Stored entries
● ● ● ● ● ● ●

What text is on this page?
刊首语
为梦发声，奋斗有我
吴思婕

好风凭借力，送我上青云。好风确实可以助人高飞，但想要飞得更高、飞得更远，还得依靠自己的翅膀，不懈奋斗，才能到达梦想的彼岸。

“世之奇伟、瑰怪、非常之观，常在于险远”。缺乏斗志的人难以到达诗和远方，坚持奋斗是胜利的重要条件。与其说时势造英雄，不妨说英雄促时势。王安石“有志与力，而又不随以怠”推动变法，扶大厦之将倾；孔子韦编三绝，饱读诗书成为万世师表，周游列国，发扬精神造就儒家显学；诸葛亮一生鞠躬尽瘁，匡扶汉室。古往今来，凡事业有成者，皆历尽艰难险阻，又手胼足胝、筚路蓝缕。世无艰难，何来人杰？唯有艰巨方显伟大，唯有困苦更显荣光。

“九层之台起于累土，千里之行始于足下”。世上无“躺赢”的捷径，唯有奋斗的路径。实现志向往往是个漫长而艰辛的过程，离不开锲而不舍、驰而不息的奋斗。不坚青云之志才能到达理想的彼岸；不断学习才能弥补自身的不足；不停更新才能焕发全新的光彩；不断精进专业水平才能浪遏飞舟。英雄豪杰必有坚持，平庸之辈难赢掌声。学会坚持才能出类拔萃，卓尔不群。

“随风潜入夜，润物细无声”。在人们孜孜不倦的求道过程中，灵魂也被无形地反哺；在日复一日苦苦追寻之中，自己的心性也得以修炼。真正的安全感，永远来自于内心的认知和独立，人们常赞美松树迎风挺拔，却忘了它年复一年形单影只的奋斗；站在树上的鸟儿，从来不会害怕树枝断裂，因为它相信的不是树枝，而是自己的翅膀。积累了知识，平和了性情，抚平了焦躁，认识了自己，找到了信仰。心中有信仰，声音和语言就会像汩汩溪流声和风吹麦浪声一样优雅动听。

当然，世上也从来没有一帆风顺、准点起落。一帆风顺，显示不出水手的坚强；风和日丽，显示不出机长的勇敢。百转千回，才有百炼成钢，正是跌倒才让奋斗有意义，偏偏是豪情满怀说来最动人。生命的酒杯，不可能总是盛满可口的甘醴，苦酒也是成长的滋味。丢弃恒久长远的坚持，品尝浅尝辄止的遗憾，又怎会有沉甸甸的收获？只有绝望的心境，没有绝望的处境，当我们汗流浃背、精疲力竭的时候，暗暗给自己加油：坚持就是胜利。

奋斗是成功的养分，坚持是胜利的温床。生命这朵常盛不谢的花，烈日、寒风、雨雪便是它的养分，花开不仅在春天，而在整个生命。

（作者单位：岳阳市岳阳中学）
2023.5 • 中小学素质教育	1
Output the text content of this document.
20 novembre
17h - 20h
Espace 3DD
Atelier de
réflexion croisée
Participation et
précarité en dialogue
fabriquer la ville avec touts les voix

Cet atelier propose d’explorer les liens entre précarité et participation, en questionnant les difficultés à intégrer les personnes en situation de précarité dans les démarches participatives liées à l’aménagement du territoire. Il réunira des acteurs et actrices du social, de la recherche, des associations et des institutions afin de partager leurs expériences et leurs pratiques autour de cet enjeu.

● ● ● ● ● ● ●

### What to do
Copy out the whole listing exactly.

### Response to the exercise
What text is on this page?
刊首语
为梦发声，奋斗有我
吴思婕

好风凭借力，送我上青云。好风确实可以助人高飞，但想要飞得更高、飞得更远，还得依靠自己的翅膀，不懈奋斗，才能到达梦想的彼岸。

“世之奇伟、瑰怪、非常之观，常在于险远”。缺乏斗志的人难以到达诗和远方，坚持奋斗是胜利的重要条件。与其说时势造英雄，不妨说英雄促时势。王安石“有志与力，而又不随以怠”推动变法，扶大厦之将倾；孔子韦编三绝，饱读诗书成为万世师表，周游列国，发扬精神造就儒家显学；诸葛亮一生鞠躬尽瘁，匡扶汉室。古往今来，凡事业有成者，皆历尽艰难险阻，又手胼足胝、筚路蓝缕。世无艰难，何来人杰？唯有艰巨方显伟大，唯有困苦更显荣光。

“九层之台起于累土，千里之行始于足下”。世上无“躺赢”的捷径，唯有奋斗的路径。实现志向往往是个漫长而艰辛的过程，离不开锲而不舍、驰而不息的奋斗。不坚青云之志才能到达理想的彼岸；不断学习才能弥补自身的不足；不停更新才能焕发全新的光彩；不断精进专业水平才能浪遏飞舟。英雄豪杰必有坚持，平庸之辈难赢掌声。学会坚持才能出类拔萃，卓尔不群。

“随风潜入夜，润物细无声”。在人们孜孜不倦的求道过程中，灵魂也被无形地反哺；在日复一日苦苦追寻之中，自己的心性也得以修炼。真正的安全感，永远来自于内心的认知和独立，人们常赞美松树迎风挺拔，却忘了它年复一年形单影只的奋斗；站在树上的鸟儿，从来不会害怕树枝断裂，因为它相信的不是树枝，而是自己的翅膀。积累了知识，平和了性情，抚平了焦躁，认识了自己，找到了信仰。心中有信仰，声音和语言就会像汩汩溪流声和风吹麦浪声一样优雅动听。

当然，世上也从来没有一帆风顺、准点起落。一帆风顺，显示不出水手的坚强；风和日丽，显示不出机长的勇敢。百转千回，才有百炼成钢，正是跌倒才让奋斗有意义，偏偏是豪情满怀说来最动人。生命的酒杯，不可能总是盛满可口的甘醴，苦酒也是成长的滋味。丢弃恒久长远的坚持，品尝浅尝辄止的遗憾，又怎会有沉甸甸的收获？只有绝望的心境，没有绝望的处境，当我们汗流浃背、精疲力竭的时候，暗暗给自己加油：坚持就是胜利。

奋斗是成功的养分，坚持是胜利的温床。生命这朵常盛不谢的花，烈日、寒风、雨雪便是它的养分，花开不仅在春天，而在整个生命。

（作者单位：岳阳市岳阳中学）
2023.5 • 中小学素质教育	1
Output the text content of this document.
20 novembre
17h - 20h
Espace 3DD
Atelier de
réflexion croisée
Participation et
précarité en dialogue
fabriquer la ville avec touts les voix

Cet atelier propose d’explorer les liens entre précarité et participation, en questionnant les difficultés à intégrer les personnes en situation de précarité dans les démarches participatives liées à l’aménagement du territoire. Il réunira des acteurs et actrices du social, de la recherche, des associations et des institutions afin de partager leurs expériences et leurs pratiques autour de cet enjeu.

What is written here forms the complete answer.